━━━━━ DATA TO PROCESS
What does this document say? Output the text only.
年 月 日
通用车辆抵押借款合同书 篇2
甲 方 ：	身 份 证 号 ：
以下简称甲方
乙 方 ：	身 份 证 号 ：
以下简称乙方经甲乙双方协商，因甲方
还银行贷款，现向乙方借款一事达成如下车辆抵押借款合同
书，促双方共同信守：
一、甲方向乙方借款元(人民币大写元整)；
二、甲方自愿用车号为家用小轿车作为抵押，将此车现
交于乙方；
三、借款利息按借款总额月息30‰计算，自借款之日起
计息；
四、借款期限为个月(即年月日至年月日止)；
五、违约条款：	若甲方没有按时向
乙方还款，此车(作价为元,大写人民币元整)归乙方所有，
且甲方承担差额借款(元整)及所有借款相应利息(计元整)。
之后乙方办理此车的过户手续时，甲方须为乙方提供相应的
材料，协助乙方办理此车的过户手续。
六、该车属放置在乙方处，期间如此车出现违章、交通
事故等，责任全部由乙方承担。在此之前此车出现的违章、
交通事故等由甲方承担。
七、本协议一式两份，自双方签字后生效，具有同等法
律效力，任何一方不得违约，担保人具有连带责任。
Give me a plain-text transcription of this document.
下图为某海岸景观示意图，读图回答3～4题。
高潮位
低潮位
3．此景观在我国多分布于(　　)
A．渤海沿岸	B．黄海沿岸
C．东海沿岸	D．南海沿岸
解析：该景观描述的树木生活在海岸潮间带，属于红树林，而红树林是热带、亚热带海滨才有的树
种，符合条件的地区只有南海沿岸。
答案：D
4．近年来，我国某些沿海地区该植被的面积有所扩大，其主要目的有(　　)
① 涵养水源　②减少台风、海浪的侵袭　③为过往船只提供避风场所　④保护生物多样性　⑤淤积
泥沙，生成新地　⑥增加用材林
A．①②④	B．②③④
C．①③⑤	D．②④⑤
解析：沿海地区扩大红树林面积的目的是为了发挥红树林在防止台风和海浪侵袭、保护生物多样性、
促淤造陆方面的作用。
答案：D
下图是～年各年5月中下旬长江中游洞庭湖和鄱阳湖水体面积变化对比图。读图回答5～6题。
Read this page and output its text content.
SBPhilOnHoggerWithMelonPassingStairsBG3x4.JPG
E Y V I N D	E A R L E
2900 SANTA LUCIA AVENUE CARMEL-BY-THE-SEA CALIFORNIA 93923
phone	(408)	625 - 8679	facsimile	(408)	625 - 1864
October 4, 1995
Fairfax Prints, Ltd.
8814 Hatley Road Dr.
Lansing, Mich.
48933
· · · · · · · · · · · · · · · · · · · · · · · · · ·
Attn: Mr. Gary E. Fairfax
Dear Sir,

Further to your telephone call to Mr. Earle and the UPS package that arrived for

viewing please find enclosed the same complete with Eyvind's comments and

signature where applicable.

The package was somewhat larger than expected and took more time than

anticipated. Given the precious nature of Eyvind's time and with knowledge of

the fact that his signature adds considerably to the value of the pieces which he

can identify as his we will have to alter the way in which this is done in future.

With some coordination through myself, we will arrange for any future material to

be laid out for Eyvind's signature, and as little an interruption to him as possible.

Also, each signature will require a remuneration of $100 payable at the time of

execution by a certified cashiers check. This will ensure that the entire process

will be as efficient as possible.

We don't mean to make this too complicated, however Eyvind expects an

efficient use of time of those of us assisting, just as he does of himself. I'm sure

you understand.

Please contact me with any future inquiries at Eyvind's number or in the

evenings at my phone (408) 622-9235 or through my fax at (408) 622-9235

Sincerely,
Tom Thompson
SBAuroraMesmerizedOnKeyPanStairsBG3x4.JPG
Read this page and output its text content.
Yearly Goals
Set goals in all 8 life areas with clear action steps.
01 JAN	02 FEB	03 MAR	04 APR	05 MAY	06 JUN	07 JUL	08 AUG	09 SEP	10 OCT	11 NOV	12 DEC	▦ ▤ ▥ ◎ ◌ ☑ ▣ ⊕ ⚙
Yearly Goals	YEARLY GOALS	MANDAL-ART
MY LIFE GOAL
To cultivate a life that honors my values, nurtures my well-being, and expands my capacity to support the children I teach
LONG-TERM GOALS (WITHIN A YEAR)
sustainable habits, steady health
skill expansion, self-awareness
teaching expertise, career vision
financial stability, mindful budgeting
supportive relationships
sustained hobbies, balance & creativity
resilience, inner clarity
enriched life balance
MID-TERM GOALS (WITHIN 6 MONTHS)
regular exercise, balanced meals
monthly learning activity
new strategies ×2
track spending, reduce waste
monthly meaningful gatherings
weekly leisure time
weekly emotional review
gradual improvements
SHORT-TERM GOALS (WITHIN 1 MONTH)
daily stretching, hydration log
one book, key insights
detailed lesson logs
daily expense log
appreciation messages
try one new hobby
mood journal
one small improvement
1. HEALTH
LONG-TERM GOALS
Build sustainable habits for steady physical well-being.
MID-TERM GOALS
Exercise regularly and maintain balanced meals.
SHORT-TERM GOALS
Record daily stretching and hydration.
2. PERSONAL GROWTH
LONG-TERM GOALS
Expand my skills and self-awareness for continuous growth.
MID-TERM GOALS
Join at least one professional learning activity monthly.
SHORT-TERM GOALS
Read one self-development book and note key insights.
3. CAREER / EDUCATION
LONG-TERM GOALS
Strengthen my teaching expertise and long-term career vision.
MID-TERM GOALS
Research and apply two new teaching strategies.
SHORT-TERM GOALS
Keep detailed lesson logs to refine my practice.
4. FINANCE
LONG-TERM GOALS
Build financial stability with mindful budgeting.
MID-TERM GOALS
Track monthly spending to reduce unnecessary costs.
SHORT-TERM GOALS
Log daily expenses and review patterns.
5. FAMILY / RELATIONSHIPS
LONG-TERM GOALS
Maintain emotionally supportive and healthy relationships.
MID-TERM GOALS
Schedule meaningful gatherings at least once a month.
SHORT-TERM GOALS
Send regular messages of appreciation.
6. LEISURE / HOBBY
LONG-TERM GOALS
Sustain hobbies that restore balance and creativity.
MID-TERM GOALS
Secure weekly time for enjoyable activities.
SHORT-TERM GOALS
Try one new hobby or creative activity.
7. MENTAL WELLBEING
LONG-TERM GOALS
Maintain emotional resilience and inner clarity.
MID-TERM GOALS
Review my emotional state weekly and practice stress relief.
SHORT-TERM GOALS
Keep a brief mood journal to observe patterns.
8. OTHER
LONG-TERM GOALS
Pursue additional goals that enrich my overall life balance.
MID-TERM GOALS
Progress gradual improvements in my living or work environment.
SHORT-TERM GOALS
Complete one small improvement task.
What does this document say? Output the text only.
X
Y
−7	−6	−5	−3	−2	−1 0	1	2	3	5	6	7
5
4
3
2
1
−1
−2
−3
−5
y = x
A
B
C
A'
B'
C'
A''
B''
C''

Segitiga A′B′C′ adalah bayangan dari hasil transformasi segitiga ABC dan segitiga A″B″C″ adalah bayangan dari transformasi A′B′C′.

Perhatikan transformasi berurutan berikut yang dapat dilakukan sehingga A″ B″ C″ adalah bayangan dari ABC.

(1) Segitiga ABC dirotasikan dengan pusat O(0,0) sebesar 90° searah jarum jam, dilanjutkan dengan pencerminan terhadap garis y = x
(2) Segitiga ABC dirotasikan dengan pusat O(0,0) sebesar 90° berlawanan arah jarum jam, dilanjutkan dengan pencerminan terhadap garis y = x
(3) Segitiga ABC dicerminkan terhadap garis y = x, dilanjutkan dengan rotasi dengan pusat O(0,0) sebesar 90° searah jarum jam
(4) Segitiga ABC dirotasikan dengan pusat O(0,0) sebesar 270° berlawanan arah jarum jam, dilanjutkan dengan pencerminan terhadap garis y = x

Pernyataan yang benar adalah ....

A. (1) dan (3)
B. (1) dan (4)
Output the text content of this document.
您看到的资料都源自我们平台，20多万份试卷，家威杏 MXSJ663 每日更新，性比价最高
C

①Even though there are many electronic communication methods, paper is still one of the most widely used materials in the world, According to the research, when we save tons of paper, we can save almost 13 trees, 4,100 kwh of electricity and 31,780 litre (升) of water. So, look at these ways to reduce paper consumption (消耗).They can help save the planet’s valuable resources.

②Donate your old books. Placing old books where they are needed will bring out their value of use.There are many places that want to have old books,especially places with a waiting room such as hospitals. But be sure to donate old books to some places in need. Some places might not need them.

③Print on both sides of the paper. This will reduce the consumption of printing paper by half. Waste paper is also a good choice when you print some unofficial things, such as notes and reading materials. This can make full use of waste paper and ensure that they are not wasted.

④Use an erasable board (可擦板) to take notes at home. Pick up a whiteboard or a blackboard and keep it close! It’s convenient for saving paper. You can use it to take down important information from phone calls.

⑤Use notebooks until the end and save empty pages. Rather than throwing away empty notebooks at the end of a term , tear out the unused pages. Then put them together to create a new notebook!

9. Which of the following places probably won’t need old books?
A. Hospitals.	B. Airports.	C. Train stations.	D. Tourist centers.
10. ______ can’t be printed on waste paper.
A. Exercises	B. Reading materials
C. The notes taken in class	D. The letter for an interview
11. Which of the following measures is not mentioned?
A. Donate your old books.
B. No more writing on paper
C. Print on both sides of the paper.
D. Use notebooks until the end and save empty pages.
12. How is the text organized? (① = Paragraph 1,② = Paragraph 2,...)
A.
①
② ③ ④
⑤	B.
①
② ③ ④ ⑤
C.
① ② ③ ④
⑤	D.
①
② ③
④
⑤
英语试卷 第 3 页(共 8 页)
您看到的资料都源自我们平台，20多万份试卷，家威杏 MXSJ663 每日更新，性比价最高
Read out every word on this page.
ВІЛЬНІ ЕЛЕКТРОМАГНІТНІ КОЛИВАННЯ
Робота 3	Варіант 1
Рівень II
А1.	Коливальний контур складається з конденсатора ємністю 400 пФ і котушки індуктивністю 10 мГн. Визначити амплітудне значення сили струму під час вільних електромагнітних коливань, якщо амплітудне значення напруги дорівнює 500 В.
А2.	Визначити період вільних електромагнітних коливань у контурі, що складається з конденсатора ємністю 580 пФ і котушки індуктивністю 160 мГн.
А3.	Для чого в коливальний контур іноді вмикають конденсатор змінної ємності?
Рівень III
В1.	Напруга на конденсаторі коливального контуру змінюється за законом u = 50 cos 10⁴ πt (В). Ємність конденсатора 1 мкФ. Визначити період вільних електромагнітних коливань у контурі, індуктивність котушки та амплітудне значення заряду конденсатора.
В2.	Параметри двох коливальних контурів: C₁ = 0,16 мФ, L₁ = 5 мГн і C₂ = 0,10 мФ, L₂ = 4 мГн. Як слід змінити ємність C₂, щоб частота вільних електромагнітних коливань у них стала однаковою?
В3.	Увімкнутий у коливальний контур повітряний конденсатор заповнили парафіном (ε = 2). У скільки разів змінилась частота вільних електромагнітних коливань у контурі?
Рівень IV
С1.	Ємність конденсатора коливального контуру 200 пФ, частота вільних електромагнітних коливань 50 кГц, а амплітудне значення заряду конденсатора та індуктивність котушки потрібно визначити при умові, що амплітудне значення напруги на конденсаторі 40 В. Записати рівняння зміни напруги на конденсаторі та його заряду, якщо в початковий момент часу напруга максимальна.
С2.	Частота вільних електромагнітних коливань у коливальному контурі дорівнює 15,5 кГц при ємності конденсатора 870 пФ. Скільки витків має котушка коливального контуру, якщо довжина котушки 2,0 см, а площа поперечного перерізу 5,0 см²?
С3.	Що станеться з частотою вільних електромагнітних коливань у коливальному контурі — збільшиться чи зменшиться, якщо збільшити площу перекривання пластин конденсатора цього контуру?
━━━━━━━━━━
EXERCISE AIM: Collect every line from the records above that contains the word "document".

COMPLETE ANSWER:
What does this document say? Output the text only.
Give me a plain-text transcription of this document.
What does this document say? Output the text only.
Output the text content of this document.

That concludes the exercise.